(begin)
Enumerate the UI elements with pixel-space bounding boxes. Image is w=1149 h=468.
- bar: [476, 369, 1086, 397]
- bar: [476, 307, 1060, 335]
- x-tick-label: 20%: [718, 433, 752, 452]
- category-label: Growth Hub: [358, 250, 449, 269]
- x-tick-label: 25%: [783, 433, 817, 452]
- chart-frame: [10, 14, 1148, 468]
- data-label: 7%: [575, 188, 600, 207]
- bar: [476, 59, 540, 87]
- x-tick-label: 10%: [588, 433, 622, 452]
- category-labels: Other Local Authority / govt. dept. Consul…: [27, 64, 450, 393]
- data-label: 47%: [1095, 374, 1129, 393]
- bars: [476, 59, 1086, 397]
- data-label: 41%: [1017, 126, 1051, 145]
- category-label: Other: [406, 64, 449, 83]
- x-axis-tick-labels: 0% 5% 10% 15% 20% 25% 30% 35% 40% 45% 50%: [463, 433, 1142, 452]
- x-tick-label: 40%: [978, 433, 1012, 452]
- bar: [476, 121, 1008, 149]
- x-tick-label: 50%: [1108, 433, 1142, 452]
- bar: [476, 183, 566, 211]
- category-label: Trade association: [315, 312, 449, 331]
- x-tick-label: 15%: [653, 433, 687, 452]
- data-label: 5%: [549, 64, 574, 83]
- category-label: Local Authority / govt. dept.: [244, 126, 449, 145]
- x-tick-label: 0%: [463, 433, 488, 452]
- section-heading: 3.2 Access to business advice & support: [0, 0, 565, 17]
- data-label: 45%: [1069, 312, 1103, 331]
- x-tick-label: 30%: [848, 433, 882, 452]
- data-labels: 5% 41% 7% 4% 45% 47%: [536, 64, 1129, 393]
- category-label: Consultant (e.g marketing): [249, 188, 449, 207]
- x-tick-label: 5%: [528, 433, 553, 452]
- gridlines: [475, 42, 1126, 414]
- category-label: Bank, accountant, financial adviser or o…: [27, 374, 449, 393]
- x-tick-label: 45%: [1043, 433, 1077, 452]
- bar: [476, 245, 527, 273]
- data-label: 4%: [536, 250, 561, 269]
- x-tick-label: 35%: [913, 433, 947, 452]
(end)
▸ SHORT TASK
Please show every line of the items above that contains the string "dept".

▸ RESPONSE
- category-labels: Other Local Authority / govt. dept. Consul…: [27, 64, 450, 393]
- category-label: Local Authority / govt. dept.: [244, 126, 449, 145]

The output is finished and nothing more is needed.